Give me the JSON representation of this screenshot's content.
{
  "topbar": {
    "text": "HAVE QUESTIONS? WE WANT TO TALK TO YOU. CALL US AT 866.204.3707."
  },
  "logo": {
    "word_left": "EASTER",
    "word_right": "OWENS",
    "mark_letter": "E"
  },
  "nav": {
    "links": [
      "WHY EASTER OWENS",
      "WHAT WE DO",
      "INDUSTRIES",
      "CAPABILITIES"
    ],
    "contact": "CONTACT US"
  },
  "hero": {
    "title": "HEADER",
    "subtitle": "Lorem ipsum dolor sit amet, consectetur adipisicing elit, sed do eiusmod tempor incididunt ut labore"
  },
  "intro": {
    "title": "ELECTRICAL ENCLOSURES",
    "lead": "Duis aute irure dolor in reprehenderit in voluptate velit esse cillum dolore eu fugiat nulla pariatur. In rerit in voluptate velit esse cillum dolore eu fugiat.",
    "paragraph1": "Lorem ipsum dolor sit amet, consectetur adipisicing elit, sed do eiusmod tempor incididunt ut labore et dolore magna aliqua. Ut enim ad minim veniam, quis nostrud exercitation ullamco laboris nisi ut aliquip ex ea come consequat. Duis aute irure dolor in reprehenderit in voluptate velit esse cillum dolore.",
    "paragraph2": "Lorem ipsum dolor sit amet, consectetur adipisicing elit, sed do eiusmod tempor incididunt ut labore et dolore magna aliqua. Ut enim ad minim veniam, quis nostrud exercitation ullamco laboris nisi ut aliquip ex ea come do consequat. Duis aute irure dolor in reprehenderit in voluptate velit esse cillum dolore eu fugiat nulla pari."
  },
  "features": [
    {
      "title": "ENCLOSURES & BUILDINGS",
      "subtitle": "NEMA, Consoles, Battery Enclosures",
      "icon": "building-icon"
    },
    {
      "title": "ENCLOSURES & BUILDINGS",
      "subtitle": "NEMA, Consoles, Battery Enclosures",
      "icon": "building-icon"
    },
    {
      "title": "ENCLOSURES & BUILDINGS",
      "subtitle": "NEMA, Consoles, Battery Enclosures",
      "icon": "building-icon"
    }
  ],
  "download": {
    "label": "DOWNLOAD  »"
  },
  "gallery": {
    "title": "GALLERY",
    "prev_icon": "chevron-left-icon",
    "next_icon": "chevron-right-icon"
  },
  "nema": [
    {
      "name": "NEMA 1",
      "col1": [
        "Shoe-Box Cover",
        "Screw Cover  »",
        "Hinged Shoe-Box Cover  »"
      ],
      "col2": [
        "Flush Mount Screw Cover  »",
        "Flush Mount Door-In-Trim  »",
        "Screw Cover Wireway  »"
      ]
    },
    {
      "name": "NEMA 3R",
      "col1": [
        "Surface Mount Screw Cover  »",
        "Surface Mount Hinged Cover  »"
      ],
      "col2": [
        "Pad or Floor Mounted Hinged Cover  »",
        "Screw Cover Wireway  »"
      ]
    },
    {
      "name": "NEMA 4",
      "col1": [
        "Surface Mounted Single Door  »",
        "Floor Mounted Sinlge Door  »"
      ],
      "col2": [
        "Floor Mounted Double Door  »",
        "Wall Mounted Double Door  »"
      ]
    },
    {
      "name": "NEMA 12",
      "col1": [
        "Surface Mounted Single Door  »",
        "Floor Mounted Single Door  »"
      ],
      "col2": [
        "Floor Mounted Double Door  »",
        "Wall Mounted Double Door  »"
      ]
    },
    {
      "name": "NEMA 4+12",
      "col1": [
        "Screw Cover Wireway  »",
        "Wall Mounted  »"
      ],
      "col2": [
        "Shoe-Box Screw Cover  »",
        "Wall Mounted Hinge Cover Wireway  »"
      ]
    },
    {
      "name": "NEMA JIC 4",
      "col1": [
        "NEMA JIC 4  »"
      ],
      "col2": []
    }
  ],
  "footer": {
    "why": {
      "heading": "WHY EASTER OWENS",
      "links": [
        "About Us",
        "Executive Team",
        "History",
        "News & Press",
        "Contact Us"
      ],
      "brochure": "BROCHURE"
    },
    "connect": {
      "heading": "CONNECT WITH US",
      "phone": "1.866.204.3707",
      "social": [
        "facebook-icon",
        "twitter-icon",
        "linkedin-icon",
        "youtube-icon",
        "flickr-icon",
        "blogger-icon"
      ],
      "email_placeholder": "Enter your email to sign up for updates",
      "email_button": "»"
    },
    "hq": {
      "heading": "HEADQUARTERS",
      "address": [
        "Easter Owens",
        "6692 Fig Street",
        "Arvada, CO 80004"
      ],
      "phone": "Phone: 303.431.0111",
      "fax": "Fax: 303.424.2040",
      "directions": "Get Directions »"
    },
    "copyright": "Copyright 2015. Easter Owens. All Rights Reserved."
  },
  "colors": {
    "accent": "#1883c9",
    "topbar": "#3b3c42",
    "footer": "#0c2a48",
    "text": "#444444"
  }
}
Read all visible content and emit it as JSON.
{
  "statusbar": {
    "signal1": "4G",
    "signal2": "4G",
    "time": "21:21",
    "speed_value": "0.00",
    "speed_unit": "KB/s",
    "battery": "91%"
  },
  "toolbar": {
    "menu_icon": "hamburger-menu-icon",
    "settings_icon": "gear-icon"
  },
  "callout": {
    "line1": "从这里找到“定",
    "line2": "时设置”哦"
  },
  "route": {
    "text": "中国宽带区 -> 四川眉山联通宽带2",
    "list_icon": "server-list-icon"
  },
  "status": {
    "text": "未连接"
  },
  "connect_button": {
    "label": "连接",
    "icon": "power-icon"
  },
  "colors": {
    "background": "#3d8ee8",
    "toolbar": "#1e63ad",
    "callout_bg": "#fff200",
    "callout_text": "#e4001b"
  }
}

Goal:
Each line of the listing above should be output exactly.

Exercise answer:
Give me the JSON representation of this screenshot's content.
{
  "topbar": {
    "text": "HAVE QUESTIONS? WE WANT TO TALK TO YOU. CALL US AT 866.204.3707."
  },
  "logo": {
    "word_left": "EASTER",
    "word_right": "OWENS",
    "mark_letter": "E"
  },
  "nav": {
    "links": [
      "WHY EASTER OWENS",
      "WHAT WE DO",
      "INDUSTRIES",
      "CAPABILITIES"
    ],
    "contact": "CONTACT US"
  },
  "hero": {
    "title": "HEADER",
    "subtitle": "Lorem ipsum dolor sit amet, consectetur adipisicing elit, sed do eiusmod tempor incididunt ut labore"
  },
  "intro": {
    "title": "ELECTRICAL ENCLOSURES",
    "lead": "Duis aute irure dolor in reprehenderit in voluptate velit esse cillum dolore eu fugiat nulla pariatur. In rerit in voluptate velit esse cillum dolore eu fugiat.",
    "paragraph1": "Lorem ipsum dolor sit amet, consectetur adipisicing elit, sed do eiusmod tempor incididunt ut labore et dolore magna aliqua. Ut enim ad minim veniam, quis nostrud exercitation ullamco laboris nisi ut aliquip ex ea come consequat. Duis aute irure dolor in reprehenderit in voluptate velit esse cillum dolore.",
    "paragraph2": "Lorem ipsum dolor sit amet, consectetur adipisicing elit, sed do eiusmod tempor incididunt ut labore et dolore magna aliqua. Ut enim ad minim veniam, quis nostrud exercitation ullamco laboris nisi ut aliquip ex ea come do consequat. Duis aute irure dolor in reprehenderit in voluptate velit esse cillum dolore eu fugiat nulla pari."
  },
  "features": [
    {
      "title": "ENCLOSURES & BUILDINGS",
      "subtitle": "NEMA, Consoles, Battery Enclosures",
      "icon": "building-icon"
    },
    {
      "title": "ENCLOSURES & BUILDINGS",
      "subtitle": "NEMA, Consoles, Battery Enclosures",
      "icon": "building-icon"
    },
    {
      "title": "ENCLOSURES & BUILDINGS",
      "subtitle": "NEMA, Consoles, Battery Enclosures",
      "icon": "building-icon"
    }
  ],
  "download": {
    "label": "DOWNLOAD  »"
  },
  "gallery": {
    "title": "GALLERY",
    "prev_icon": "chevron-left-icon",
    "next_icon": "chevron-right-icon"
  },
  "nema": [
    {
      "name": "NEMA 1",
      "col1": [
        "Shoe-Box Cover",
        "Screw Cover  »",
        "Hinged Shoe-Box Cover  »"
      ],
      "col2": [
        "Flush Mount Screw Cover  »",
        "Flush Mount Door-In-Trim  »",
        "Screw Cover Wireway  »"
      ]
    },
    {
      "name": "NEMA 3R",
      "col1": [
        "Surface Mount Screw Cover  »",
        "Surface Mount Hinged Cover  »"
      ],
      "col2": [
        "Pad or Floor Mounted Hinged Cover  »",
        "Screw Cover Wireway  »"
      ]
    },
    {
      "name": "NEMA 4",
      "col1": [
        "Surface Mounted Single Door  »",
        "Floor Mounted Sinlge Door  »"
      ],
      "col2": [
        "Floor Mounted Double Door  »",
        "Wall Mounted Double Door  »"
      ]
    },
    {
      "name": "NEMA 12",
      "col1": [
        "Surface Mounted Single Door  »",
        "Floor Mounted Single Door  »"
      ],
      "col2": [
        "Floor Mounted Double Door  »",
        "Wall Mounted Double Door  »"
      ]
    },
    {
      "name": "NEMA 4+12",
      "col1": [
        "Screw Cover Wireway  »",
        "Wall Mounted  »"
      ],
      "col2": [
        "Shoe-Box Screw Cover  »",
        "Wall Mounted Hinge Cover Wireway  »"
      ]
    },
    {
      "name": "NEMA JIC 4",
      "col1": [
        "NEMA JIC 4  »"
      ],
      "col2": []
    }
  ],
  "footer": {
    "why": {
      "heading": "WHY EASTER OWENS",
      "links": [
        "About Us",
        "Executive Team",
        "History",
        "News & Press",
        "Contact Us"
      ],
      "brochure": "BROCHURE"
    },
    "connect": {
      "heading": "CONNECT WITH US",
      "phone": "1.866.204.3707",
      "social": [
        "facebook-icon",
        "twitter-icon",
        "linkedin-icon",
        "youtube-icon",
        "flickr-icon",
        "blogger-icon"
      ],
      "email_placeholder": "Enter your email to sign up for updates",
      "email_button": "»"
    },
    "hq": {
      "heading": "HEADQUARTERS",
      "address": [
        "Easter Owens",
        "6692 Fig Street",
        "Arvada, CO 80004"
      ],
      "phone": "Phone: 303.431.0111",
      "fax": "Fax: 303.424.2040",
      "directions": "Get Directions »"
    },
    "copyright": "Copyright 2015. Easter Owens. All Rights Reserved."
  },
  "colors": {
    "accent": "#1883c9",
    "topbar": "#3b3c42",
    "footer": "#0c2a48",
    "text": "#444444"
  }
}
Read all visible content and emit it as JSON.
{
  "statusbar": {
    "signal1": "4G",
    "signal2": "4G",
    "time": "21:21",
    "speed_value": "0.00",
    "speed_unit": "KB/s",
    "battery": "91%"
  },
  "toolbar": {
    "menu_icon": "hamburger-menu-icon",
    "settings_icon": "gear-icon"
  },
  "callout": {
    "line1": "从这里找到“定",
    "line2": "时设置”哦"
  },
  "route": {
    "text": "中国宽带区 -> 四川眉山联通宽带2",
    "list_icon": "server-list-icon"
  },
  "status": {
    "text": "未连接"
  },
  "connect_button": {
    "label": "连接",
    "icon": "power-icon"
  },
  "colors": {
    "background": "#3d8ee8",
    "toolbar": "#1e63ad",
    "callout_bg": "#fff200",
    "callout_text": "#e4001b"
  }
}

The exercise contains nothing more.